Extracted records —
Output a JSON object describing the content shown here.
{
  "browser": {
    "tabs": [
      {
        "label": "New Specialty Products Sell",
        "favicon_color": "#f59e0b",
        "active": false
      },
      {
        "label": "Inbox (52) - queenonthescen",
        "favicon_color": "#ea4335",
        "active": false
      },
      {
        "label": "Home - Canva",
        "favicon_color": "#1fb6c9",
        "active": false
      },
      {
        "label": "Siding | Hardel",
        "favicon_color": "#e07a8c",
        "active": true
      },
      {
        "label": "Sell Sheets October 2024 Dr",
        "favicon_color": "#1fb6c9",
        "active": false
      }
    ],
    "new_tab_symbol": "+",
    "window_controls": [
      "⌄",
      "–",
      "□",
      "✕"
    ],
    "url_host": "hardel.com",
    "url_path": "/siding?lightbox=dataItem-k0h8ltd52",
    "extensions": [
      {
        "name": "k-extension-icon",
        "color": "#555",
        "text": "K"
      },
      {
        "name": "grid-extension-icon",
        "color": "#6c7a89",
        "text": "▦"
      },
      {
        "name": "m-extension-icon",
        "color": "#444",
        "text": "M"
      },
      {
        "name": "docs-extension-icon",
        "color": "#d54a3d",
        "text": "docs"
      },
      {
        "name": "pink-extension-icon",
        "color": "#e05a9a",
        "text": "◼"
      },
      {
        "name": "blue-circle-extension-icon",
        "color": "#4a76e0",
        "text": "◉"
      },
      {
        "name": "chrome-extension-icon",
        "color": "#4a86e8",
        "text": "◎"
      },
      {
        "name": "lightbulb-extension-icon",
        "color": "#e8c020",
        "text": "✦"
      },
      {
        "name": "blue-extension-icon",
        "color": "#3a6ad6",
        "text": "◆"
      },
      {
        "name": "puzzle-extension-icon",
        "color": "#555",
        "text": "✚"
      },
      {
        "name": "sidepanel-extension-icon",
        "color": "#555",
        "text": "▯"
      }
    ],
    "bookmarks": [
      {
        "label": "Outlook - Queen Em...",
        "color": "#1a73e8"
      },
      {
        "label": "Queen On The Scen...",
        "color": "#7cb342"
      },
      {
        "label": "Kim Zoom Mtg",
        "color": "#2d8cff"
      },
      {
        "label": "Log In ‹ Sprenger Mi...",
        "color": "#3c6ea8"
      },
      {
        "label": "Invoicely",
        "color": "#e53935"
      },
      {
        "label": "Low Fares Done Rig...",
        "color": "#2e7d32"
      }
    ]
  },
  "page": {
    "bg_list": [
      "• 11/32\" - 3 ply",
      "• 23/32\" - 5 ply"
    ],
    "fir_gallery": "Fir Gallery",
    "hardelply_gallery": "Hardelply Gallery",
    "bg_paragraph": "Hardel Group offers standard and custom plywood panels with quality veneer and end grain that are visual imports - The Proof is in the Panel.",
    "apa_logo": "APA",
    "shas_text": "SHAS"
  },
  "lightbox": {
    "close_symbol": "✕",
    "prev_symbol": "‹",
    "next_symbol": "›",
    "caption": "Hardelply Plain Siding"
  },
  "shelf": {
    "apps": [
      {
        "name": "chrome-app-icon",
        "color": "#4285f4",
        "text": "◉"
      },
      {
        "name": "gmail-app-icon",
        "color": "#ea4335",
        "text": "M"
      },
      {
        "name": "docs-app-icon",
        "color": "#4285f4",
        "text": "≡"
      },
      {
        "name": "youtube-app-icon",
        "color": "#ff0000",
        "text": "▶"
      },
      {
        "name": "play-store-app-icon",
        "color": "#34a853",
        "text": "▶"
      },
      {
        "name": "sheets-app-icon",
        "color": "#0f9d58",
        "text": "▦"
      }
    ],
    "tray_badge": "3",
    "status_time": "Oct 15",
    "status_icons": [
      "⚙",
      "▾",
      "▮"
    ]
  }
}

Instructions to follow —
Repeat every entry exactly, please.

Final answer —
Output a JSON object describing the content shown here.
{
  "browser": {
    "tabs": [
      {
        "label": "New Specialty Products Sell",
        "favicon_color": "#f59e0b",
        "active": false
      },
      {
        "label": "Inbox (52) - queenonthescen",
        "favicon_color": "#ea4335",
        "active": false
      },
      {
        "label": "Home - Canva",
        "favicon_color": "#1fb6c9",
        "active": false
      },
      {
        "label": "Siding | Hardel",
        "favicon_color": "#e07a8c",
        "active": true
      },
      {
        "label": "Sell Sheets October 2024 Dr",
        "favicon_color": "#1fb6c9",
        "active": false
      }
    ],
    "new_tab_symbol": "+",
    "window_controls": [
      "⌄",
      "–",
      "□",
      "✕"
    ],
    "url_host": "hardel.com",
    "url_path": "/siding?lightbox=dataItem-k0h8ltd52",
    "extensions": [
      {
        "name": "k-extension-icon",
        "color": "#555",
        "text": "K"
      },
      {
        "name": "grid-extension-icon",
        "color": "#6c7a89",
        "text": "▦"
      },
      {
        "name": "m-extension-icon",
        "color": "#444",
        "text": "M"
      },
      {
        "name": "docs-extension-icon",
        "color": "#d54a3d",
        "text": "docs"
      },
      {
        "name": "pink-extension-icon",
        "color": "#e05a9a",
        "text": "◼"
      },
      {
        "name": "blue-circle-extension-icon",
        "color": "#4a76e0",
        "text": "◉"
      },
      {
        "name": "chrome-extension-icon",
        "color": "#4a86e8",
        "text": "◎"
      },
      {
        "name": "lightbulb-extension-icon",
        "color": "#e8c020",
        "text": "✦"
      },
      {
        "name": "blue-extension-icon",
        "color": "#3a6ad6",
        "text": "◆"
      },
      {
        "name": "puzzle-extension-icon",
        "color": "#555",
        "text": "✚"
      },
      {
        "name": "sidepanel-extension-icon",
        "color": "#555",
        "text": "▯"
      }
    ],
    "bookmarks": [
      {
        "label": "Outlook - Queen Em...",
        "color": "#1a73e8"
      },
      {
        "label": "Queen On The Scen...",
        "color": "#7cb342"
      },
      {
        "label": "Kim Zoom Mtg",
        "color": "#2d8cff"
      },
      {
        "label": "Log In ‹ Sprenger Mi...",
        "color": "#3c6ea8"
      },
      {
        "label": "Invoicely",
        "color": "#e53935"
      },
      {
        "label": "Low Fares Done Rig...",
        "color": "#2e7d32"
      }
    ]
  },
  "page": {
    "bg_list": [
      "• 11/32\" - 3 ply",
      "• 23/32\" - 5 ply"
    ],
    "fir_gallery": "Fir Gallery",
    "hardelply_gallery": "Hardelply Gallery",
    "bg_paragraph": "Hardel Group offers standard and custom plywood panels with quality veneer and end grain that are visual imports - The Proof is in the Panel.",
    "apa_logo": "APA",
    "shas_text": "SHAS"
  },
  "lightbox": {
    "close_symbol": "✕",
    "prev_symbol": "‹",
    "next_symbol": "›",
    "caption": "Hardelply Plain Siding"
  },
  "shelf": {
    "apps": [
      {
        "name": "chrome-app-icon",
        "color": "#4285f4",
        "text": "◉"
      },
      {
        "name": "gmail-app-icon",
        "color": "#ea4335",
        "text": "M"
      },
      {
        "name": "docs-app-icon",
        "color": "#4285f4",
        "text": "≡"
      },
      {
        "name": "youtube-app-icon",
        "color": "#ff0000",
        "text": "▶"
      },
      {
        "name": "play-store-app-icon",
        "color": "#34a853",
        "text": "▶"
      },
      {
        "name": "sheets-app-icon",
        "color": "#0f9d58",
        "text": "▦"
      }
    ],
    "tray_badge": "3",
    "status_time": "Oct 15",
    "status_icons": [
      "⚙",
      "▾",
      "▮"
    ]
  }
}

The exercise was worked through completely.